**WORK TO COMPLETE**
Would you restate all the data that follows, word for word?

>>>>>

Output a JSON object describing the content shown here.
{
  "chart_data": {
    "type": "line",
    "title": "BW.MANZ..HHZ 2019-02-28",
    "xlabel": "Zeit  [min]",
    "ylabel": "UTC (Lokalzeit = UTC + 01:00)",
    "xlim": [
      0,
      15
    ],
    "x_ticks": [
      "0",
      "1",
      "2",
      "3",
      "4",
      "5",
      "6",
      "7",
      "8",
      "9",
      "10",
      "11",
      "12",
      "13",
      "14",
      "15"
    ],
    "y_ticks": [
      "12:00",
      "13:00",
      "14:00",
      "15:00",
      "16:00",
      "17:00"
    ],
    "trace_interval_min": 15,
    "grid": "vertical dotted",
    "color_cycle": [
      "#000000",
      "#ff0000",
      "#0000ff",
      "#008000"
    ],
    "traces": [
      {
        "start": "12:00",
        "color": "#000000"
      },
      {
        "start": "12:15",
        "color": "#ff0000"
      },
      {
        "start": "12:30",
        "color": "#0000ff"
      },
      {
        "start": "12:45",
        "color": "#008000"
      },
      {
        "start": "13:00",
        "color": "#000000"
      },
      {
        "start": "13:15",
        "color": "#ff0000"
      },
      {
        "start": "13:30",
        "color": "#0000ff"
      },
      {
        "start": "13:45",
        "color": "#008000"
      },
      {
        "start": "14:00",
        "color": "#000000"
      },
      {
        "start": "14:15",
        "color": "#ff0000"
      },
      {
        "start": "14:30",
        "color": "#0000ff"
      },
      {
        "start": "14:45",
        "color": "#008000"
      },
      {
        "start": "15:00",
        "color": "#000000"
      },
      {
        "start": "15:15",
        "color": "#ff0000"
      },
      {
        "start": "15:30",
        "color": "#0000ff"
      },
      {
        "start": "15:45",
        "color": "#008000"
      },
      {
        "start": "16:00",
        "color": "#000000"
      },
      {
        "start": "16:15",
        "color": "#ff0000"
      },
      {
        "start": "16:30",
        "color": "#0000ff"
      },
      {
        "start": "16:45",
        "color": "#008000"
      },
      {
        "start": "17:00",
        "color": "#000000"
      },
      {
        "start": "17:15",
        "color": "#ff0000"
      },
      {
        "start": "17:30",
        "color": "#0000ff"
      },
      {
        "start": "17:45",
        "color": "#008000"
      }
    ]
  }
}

<<<<<

**EXERCISE OUTPUT**
Output a JSON object describing the content shown here.
{
  "chart_data": {
    "type": "line",
    "title": "BW.MANZ..HHZ 2019-02-28",
    "xlabel": "Zeit  [min]",
    "ylabel": "UTC (Lokalzeit = UTC + 01:00)",
    "xlim": [
      0,
      15
    ],
    "x_ticks": [
      "0",
      "1",
      "2",
      "3",
      "4",
      "5",
      "6",
      "7",
      "8",
      "9",
      "10",
      "11",
      "12",
      "13",
      "14",
      "15"
    ],
    "y_ticks": [
      "12:00",
      "13:00",
      "14:00",
      "15:00",
      "16:00",
      "17:00"
    ],
    "trace_interval_min": 15,
    "grid": "vertical dotted",
    "color_cycle": [
      "#000000",
      "#ff0000",
      "#0000ff",
      "#008000"
    ],
    "traces": [
      {
        "start": "12:00",
        "color": "#000000"
      },
      {
        "start": "12:15",
        "color": "#ff0000"
      },
      {
        "start": "12:30",
        "color": "#0000ff"
      },
      {
        "start": "12:45",
        "color": "#008000"
      },
      {
        "start": "13:00",
        "color": "#000000"
      },
      {
        "start": "13:15",
        "color": "#ff0000"
      },
      {
        "start": "13:30",
        "color": "#0000ff"
      },
      {
        "start": "13:45",
        "color": "#008000"
      },
      {
        "start": "14:00",
        "color": "#000000"
      },
      {
        "start": "14:15",
        "color": "#ff0000"
      },
      {
        "start": "14:30",
        "color": "#0000ff"
      },
      {
        "start": "14:45",
        "color": "#008000"
      },
      {
        "start": "15:00",
        "color": "#000000"
      },
      {
        "start": "15:15",
        "color": "#ff0000"
      },
      {
        "start": "15:30",
        "color": "#0000ff"
      },
      {
        "start": "15:45",
        "color": "#008000"
      },
      {
        "start": "16:00",
        "color": "#000000"
      },
      {
        "start": "16:15",
        "color": "#ff0000"
      },
      {
        "start": "16:30",
        "color": "#0000ff"
      },
      {
        "start": "16:45",
        "color": "#008000"
      },
      {
        "start": "17:00",
        "color": "#000000"
      },
      {
        "start": "17:15",
        "color": "#ff0000"
      },
      {
        "start": "17:30",
        "color": "#0000ff"
      },
      {
        "start": "17:45",
        "color": "#008000"
      }
    ]
  }
}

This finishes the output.